OBJECTIVE: Every line with the word "value" in it should be extracted from the data that follows.

SUPPLIED MATERIAL:
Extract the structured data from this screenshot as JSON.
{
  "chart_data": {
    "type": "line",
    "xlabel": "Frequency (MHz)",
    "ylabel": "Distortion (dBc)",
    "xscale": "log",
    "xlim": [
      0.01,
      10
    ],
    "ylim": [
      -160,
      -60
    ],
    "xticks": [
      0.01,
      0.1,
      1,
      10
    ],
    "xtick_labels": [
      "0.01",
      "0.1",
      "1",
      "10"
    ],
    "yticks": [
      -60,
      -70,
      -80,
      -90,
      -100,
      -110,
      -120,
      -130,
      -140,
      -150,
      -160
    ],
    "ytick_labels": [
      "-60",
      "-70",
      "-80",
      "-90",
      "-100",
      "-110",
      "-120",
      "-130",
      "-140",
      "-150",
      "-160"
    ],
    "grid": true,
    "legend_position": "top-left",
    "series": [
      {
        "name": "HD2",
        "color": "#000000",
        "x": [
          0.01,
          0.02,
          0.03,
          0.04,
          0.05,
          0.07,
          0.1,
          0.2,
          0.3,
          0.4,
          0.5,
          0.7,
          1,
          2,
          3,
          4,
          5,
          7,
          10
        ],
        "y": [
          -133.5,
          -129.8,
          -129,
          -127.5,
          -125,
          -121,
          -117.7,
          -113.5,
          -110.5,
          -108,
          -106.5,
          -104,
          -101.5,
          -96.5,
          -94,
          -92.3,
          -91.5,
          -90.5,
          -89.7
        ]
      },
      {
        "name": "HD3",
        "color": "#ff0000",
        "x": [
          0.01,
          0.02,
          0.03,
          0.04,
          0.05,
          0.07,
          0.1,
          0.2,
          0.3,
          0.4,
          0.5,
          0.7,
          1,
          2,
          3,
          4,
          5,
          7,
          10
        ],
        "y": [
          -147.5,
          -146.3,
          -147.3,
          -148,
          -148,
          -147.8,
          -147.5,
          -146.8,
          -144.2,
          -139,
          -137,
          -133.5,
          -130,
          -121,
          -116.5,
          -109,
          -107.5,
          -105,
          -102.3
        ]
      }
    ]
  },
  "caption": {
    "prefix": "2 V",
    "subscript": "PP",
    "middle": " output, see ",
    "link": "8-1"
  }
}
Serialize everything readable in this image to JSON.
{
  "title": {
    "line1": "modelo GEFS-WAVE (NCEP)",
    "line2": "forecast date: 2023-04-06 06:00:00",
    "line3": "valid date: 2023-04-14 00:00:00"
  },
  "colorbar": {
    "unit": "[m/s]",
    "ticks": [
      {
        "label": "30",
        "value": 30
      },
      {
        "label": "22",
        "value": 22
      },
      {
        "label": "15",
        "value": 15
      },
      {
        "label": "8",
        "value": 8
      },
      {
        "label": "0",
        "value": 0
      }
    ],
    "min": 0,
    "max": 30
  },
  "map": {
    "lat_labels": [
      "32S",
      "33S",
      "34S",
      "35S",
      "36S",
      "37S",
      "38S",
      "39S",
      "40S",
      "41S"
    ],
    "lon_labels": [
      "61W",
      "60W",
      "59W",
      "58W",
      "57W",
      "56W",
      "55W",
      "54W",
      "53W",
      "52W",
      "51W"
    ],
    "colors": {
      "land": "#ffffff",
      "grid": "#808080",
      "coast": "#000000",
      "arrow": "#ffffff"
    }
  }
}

PROBLEM SOLUTION:
        "value": 30
        "value": 22
        "value": 15
        "value": 8
        "value": 0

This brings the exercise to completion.